• **TASK OBJECTIVE**: Say how many lines include the word "dSTEC". Reply with nothing but the number.

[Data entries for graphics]
════════════════

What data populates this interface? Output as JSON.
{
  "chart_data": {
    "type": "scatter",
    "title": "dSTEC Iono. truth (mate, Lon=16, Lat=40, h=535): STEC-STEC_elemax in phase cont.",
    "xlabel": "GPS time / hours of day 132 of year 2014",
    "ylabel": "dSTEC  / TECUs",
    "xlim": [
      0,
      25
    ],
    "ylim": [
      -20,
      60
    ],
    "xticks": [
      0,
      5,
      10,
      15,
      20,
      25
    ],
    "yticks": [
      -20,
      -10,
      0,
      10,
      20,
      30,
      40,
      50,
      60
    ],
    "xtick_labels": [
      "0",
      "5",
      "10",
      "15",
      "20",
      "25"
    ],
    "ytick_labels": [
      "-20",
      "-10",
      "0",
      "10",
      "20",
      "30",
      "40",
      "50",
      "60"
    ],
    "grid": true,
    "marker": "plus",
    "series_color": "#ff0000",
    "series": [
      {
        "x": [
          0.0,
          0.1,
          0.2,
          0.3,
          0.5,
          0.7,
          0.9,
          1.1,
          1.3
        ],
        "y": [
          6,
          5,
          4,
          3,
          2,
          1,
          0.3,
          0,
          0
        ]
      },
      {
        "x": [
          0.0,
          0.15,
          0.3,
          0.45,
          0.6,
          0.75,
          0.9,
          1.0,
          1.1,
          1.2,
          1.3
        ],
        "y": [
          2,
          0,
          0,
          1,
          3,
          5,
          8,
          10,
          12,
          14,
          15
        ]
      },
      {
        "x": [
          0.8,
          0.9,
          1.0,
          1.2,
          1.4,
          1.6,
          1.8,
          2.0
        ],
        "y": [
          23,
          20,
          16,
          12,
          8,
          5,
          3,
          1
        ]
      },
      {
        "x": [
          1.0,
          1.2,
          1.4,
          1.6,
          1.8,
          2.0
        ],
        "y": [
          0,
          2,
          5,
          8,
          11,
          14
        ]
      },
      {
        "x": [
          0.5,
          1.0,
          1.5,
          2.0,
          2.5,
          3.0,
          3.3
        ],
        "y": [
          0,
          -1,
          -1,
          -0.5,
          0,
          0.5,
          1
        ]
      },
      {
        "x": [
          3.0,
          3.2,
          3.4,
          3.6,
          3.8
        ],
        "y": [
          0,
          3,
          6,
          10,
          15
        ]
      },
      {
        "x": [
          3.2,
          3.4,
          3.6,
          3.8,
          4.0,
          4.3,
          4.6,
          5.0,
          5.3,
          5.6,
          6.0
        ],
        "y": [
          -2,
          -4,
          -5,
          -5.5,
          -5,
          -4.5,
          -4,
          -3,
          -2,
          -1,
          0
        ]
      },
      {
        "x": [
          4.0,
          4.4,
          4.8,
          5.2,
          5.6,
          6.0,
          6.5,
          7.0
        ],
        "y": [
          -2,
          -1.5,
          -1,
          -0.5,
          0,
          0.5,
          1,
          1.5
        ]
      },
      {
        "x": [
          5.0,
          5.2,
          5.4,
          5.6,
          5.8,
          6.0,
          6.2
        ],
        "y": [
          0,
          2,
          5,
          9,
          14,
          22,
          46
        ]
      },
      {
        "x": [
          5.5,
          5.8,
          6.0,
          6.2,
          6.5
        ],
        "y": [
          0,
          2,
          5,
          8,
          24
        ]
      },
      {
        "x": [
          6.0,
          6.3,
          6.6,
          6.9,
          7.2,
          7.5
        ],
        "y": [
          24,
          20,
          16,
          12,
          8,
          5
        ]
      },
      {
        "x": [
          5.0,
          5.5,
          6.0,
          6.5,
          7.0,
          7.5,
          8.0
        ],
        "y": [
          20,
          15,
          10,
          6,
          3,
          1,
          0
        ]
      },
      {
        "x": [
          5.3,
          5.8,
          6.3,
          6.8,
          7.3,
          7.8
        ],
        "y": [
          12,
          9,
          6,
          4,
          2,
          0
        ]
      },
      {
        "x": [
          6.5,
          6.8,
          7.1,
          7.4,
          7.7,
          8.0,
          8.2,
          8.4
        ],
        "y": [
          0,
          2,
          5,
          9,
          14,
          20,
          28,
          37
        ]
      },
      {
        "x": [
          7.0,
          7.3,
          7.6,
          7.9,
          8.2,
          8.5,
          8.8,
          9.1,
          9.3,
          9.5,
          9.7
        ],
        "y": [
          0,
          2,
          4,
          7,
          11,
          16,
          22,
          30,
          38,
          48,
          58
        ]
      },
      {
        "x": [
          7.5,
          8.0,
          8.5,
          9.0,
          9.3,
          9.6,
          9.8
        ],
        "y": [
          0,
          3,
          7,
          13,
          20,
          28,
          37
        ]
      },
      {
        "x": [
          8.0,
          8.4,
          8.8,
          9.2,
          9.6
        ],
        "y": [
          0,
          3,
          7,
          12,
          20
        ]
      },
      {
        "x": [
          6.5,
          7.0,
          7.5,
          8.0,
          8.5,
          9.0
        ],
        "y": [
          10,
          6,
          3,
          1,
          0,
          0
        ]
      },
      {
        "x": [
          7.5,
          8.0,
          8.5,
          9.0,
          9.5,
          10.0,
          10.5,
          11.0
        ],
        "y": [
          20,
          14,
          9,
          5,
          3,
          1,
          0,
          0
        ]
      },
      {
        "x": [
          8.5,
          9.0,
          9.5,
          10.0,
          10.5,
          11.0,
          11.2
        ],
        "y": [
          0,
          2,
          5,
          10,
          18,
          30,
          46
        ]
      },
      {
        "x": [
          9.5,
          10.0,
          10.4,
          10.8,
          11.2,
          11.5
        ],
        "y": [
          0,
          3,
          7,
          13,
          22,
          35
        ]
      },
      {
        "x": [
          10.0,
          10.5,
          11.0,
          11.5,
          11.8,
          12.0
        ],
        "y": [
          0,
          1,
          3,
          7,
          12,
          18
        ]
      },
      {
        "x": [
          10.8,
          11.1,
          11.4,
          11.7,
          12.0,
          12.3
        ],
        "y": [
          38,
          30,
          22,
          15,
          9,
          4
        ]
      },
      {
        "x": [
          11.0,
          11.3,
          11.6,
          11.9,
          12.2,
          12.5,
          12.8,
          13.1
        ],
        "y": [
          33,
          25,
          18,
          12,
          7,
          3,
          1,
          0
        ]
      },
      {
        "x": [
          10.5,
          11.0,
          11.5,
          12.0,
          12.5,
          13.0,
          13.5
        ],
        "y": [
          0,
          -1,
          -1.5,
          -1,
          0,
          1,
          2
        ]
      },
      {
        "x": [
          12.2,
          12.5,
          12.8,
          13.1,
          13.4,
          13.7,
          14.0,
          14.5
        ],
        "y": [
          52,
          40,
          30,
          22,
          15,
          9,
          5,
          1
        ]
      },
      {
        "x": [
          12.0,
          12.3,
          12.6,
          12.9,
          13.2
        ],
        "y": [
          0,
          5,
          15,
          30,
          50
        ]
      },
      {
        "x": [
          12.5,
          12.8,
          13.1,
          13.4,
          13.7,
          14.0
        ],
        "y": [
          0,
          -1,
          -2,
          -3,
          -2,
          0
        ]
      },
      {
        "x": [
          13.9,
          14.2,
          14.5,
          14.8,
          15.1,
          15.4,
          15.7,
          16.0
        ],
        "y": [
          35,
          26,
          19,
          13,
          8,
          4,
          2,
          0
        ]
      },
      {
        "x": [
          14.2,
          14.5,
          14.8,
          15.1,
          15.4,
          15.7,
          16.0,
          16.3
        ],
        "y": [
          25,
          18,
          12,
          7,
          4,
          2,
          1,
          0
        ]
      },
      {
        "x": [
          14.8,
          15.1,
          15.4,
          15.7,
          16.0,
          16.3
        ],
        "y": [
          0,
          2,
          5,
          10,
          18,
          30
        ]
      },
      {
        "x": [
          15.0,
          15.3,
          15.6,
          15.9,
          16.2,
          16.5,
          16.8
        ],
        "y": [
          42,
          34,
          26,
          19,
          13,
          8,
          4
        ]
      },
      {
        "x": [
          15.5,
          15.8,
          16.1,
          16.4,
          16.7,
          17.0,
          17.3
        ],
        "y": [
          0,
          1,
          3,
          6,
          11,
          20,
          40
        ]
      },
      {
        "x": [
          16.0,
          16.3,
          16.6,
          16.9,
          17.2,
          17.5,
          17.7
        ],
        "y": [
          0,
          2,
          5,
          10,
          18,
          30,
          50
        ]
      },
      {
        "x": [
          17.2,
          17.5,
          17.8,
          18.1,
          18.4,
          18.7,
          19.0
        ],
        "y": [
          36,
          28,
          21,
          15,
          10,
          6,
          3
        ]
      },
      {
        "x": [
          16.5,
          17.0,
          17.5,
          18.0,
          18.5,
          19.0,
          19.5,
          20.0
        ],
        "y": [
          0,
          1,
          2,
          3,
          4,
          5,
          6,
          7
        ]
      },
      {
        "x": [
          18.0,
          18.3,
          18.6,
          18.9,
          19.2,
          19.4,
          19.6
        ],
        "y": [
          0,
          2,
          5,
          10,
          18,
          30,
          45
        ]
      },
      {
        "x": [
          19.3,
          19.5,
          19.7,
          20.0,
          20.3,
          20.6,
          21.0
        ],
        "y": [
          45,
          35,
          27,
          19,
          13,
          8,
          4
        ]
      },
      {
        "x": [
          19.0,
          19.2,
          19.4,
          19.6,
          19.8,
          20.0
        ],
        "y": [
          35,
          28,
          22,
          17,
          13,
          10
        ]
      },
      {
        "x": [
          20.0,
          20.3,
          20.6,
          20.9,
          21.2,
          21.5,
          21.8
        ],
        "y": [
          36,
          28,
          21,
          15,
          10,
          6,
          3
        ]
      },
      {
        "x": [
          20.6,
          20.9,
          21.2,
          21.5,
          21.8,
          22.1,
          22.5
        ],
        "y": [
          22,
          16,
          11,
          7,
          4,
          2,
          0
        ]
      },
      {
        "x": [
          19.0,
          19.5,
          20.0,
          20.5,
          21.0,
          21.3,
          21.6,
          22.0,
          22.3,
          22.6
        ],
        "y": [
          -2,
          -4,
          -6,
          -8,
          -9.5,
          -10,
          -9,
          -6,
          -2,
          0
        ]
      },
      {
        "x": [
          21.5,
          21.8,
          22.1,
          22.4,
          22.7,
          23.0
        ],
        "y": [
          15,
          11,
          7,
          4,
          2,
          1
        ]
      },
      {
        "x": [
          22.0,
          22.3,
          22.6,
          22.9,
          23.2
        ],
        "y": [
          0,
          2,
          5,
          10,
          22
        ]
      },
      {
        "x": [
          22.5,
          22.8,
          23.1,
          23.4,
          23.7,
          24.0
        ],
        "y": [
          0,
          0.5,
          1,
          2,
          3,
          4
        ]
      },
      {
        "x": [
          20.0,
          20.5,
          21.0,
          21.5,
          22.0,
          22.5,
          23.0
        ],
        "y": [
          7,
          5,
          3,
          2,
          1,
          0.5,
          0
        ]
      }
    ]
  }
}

════════════════

• **OUTPUT BELOW**: 2